Copy every line of the records below where the word "VIVIENDA" occurs.

Items from a dataset
+++
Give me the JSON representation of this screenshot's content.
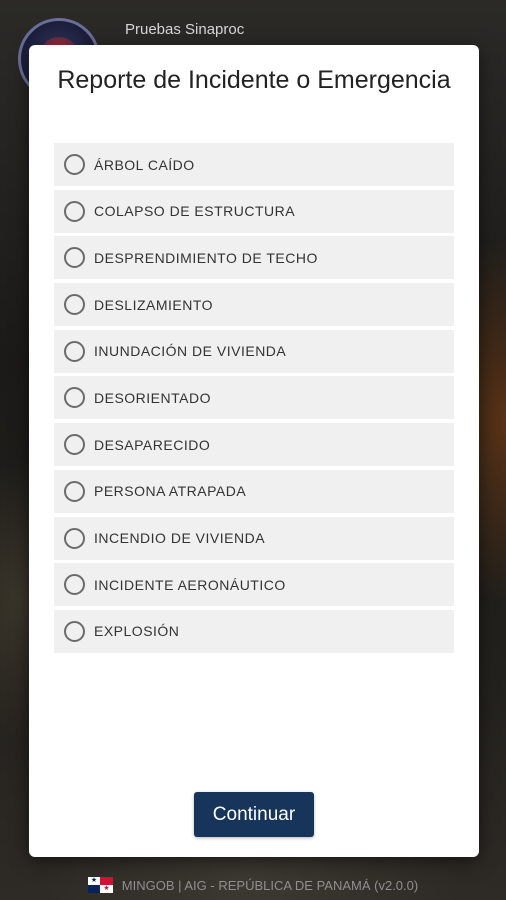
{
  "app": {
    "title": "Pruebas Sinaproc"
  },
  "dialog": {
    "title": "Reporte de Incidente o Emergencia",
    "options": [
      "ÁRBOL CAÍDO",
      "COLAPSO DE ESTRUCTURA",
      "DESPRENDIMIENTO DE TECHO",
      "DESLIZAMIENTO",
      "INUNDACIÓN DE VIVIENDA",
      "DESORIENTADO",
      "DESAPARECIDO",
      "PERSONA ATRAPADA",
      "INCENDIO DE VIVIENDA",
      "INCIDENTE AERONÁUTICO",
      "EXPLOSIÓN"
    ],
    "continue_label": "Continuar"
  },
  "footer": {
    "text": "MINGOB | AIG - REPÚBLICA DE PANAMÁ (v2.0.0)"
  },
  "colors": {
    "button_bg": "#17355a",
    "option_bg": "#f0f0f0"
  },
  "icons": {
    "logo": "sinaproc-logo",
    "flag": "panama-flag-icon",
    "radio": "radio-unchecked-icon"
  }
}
+++
» RESPONSE TO THE EXERCISE
      "INUNDACIÓN DE VIVIENDA",
      "INCENDIO DE VIVIENDA",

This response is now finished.